GIVEN INSTRUCTION. Reproduce the entries below in full, word for word.

--- START OF RECORDS PROVIDED ---

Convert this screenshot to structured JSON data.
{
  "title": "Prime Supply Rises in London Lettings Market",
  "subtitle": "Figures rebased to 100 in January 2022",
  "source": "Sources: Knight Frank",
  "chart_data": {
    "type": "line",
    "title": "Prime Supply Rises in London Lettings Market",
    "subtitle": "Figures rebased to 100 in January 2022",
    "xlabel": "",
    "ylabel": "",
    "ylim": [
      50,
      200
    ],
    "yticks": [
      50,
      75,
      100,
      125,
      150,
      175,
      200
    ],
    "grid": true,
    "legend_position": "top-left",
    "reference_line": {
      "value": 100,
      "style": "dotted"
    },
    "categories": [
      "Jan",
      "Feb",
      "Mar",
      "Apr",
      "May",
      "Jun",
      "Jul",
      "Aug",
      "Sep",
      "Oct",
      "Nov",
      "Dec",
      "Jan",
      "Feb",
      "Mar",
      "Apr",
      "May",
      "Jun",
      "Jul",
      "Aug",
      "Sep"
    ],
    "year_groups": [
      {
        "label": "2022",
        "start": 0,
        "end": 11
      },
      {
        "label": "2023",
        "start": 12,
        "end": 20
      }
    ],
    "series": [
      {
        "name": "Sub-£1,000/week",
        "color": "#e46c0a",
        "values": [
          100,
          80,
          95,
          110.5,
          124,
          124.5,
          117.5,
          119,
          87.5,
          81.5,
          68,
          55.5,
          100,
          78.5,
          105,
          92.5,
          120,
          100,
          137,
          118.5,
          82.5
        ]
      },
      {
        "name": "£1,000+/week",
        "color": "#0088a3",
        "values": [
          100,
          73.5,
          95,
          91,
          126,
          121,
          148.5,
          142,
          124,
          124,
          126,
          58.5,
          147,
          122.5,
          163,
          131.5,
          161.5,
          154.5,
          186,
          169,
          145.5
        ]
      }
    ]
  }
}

--- END OF RECORDS PROVIDED ---

RESULT OF THE EXERCISE.
Convert this screenshot to structured JSON data.
{
  "title": "Prime Supply Rises in London Lettings Market",
  "subtitle": "Figures rebased to 100 in January 2022",
  "source": "Sources: Knight Frank",
  "chart_data": {
    "type": "line",
    "title": "Prime Supply Rises in London Lettings Market",
    "subtitle": "Figures rebased to 100 in January 2022",
    "xlabel": "",
    "ylabel": "",
    "ylim": [
      50,
      200
    ],
    "yticks": [
      50,
      75,
      100,
      125,
      150,
      175,
      200
    ],
    "grid": true,
    "legend_position": "top-left",
    "reference_line": {
      "value": 100,
      "style": "dotted"
    },
    "categories": [
      "Jan",
      "Feb",
      "Mar",
      "Apr",
      "May",
      "Jun",
      "Jul",
      "Aug",
      "Sep",
      "Oct",
      "Nov",
      "Dec",
      "Jan",
      "Feb",
      "Mar",
      "Apr",
      "May",
      "Jun",
      "Jul",
      "Aug",
      "Sep"
    ],
    "year_groups": [
      {
        "label": "2022",
        "start": 0,
        "end": 11
      },
      {
        "label": "2023",
        "start": 12,
        "end": 20
      }
    ],
    "series": [
      {
        "name": "Sub-£1,000/week",
        "color": "#e46c0a",
        "values": [
          100,
          80,
          95,
          110.5,
          124,
          124.5,
          117.5,
          119,
          87.5,
          81.5,
          68,
          55.5,
          100,
          78.5,
          105,
          92.5,
          120,
          100,
          137,
          118.5,
          82.5
        ]
      },
      {
        "name": "£1,000+/week",
        "color": "#0088a3",
        "values": [
          100,
          73.5,
          95,
          91,
          126,
          121,
          148.5,
          142,
          124,
          124,
          126,
          58.5,
          147,
          122.5,
          163,
          131.5,
          161.5,
          154.5,
          186,
          169,
          145.5
        ]
      }
    ]
  }
}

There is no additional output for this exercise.